O efeito suspensivo no contencioso pré-contratual ao abrigo da alteração ao CPTA operada pela Lei n.º 118/2019, de 17 de setembro
O efeito suspensivo
no contencioso pré-contratual ao
abrigo da alteração ao CPTA operada
pela Lei n.º 118/2019, de 17 de setembro
1. O âmbito do Contencioso Pré-Contratual
O contencioso pré-contratual
é uma das três formas de ação administrativa urgente,
insere-se no Título III do CPTA[1]e encontra-se previsto no
artigo 100º, nº 1, do CPTA, compreendendo as
ações de impugnação dirigidas contra atos
administrativos de conteúdo
positivo ou pretensões de
condenação à prática de atos
administrativos, em situação de
imissão ou recusa da prática de tais atos, relativos
“à formação de contratos de empreitada
de obras públicas, de concessão de obras públicas, de concessão de serviços públicos, de aquisição ou locação de bens móveis e de aquisição de serviços[2].”

Material extraído -
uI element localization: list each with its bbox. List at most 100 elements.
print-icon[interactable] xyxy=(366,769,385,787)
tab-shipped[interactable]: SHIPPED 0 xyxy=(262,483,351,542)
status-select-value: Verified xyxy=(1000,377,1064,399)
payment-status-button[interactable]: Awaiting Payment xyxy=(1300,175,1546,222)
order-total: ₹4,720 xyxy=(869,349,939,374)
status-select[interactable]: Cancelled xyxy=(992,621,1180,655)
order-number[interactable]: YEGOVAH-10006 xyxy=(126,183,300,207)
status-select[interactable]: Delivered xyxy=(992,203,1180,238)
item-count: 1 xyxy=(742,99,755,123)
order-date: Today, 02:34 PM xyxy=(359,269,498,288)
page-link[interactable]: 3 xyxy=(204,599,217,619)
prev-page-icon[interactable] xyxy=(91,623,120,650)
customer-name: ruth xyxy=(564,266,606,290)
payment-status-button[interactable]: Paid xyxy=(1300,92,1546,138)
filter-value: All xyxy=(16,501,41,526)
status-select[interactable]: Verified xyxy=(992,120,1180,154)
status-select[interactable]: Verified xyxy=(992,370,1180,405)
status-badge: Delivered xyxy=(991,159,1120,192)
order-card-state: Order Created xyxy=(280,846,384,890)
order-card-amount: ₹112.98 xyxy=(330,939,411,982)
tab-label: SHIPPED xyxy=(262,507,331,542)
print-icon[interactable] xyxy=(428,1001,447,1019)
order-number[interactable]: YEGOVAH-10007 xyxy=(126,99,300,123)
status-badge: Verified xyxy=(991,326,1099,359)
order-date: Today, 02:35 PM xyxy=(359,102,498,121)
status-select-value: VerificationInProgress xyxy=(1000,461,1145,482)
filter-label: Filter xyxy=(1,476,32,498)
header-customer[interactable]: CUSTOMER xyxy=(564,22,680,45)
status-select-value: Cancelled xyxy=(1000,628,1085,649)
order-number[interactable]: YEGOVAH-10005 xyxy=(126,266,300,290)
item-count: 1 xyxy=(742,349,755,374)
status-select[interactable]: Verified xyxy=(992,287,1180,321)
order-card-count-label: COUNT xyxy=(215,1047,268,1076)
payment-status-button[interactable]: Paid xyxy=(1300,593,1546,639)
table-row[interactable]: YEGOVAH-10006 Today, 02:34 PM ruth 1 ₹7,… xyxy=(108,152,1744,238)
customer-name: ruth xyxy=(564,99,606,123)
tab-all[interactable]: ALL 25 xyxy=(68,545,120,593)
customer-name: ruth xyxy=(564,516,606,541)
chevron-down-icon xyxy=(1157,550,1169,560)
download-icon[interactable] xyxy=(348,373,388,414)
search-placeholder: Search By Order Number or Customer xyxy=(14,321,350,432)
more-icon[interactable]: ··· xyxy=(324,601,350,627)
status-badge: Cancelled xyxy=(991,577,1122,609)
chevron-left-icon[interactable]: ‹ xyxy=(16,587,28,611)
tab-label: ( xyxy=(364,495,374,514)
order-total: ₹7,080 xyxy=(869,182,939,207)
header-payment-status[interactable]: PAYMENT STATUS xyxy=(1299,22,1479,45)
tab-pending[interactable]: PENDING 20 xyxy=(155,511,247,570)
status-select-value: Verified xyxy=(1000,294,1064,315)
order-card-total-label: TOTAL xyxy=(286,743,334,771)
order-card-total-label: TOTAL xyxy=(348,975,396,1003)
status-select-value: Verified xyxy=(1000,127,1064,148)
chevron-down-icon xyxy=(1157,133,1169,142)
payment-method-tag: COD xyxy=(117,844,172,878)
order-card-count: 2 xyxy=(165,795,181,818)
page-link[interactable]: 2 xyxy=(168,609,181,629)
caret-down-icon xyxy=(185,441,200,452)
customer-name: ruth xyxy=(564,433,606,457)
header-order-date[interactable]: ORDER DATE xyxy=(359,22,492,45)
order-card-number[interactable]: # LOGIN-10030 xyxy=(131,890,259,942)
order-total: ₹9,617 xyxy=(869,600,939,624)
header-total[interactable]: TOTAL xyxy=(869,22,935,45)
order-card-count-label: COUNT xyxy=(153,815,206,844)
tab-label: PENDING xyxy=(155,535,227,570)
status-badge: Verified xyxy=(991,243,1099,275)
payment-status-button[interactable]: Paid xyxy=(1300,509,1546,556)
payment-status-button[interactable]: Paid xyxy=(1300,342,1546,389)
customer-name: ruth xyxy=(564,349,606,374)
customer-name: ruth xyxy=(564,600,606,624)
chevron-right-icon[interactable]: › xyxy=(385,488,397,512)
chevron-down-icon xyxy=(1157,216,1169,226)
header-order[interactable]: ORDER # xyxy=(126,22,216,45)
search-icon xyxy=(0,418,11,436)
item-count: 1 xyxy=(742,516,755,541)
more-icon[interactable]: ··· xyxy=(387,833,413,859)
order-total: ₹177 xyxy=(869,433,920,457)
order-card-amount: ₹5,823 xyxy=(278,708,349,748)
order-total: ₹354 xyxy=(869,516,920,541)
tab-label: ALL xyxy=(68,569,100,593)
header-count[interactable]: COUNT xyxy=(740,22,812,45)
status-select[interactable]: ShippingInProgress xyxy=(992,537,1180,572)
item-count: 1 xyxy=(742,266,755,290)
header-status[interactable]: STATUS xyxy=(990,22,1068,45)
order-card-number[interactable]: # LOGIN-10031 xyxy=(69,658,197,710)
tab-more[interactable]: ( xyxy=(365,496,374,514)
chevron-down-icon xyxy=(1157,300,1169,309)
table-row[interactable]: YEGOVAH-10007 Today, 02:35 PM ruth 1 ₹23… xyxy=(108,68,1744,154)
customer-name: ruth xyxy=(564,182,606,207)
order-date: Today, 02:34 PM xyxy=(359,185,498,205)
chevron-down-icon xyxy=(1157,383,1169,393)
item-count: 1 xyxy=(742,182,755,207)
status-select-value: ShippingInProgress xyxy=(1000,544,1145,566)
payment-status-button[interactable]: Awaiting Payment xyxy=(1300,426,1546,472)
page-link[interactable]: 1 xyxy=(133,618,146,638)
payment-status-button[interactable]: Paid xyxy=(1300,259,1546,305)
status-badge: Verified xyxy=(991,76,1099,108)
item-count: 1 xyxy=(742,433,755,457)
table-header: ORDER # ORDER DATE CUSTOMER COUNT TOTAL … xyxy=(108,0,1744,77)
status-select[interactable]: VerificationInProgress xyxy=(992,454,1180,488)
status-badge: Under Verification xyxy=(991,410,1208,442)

Objetivo da tarefa - Transcreve na íntegra, sem qualquer alteração, o excerto sobre o efeito suspensivo no contencioso pré-contratual.

Resultado -
O efeito suspensivo no contencioso pré-contratual ao abrigo da alteração ao CPTA operada pela Lei n.º 118/2019, de 17 de setembro
O efeito suspensivo
no contencioso pré-contratual ao
abrigo da alteração ao CPTA operada
pela Lei n.º 118/2019, de 17 de setembro
1. O âmbito do Contencioso Pré-Contratual
O contencioso pré-contratual
é uma das três formas de ação administrativa urgente,
insere-se no Título III do CPTA[1]e encontra-se previsto no
artigo 100º, nº 1, do CPTA, compreendendo as
ações de impugnação dirigidas contra atos
administrativos de conteúdo
positivo ou pretensões de
condenação à prática de atos
administrativos, em situação de
imissão ou recusa da prática de tais atos, relativos
“à formação de contratos de empreitada
de obras públicas, de concessão de obras públicas, de concessão de serviços públicos, de aquisição ou locação de bens móveis e de aquisição de serviços[2].”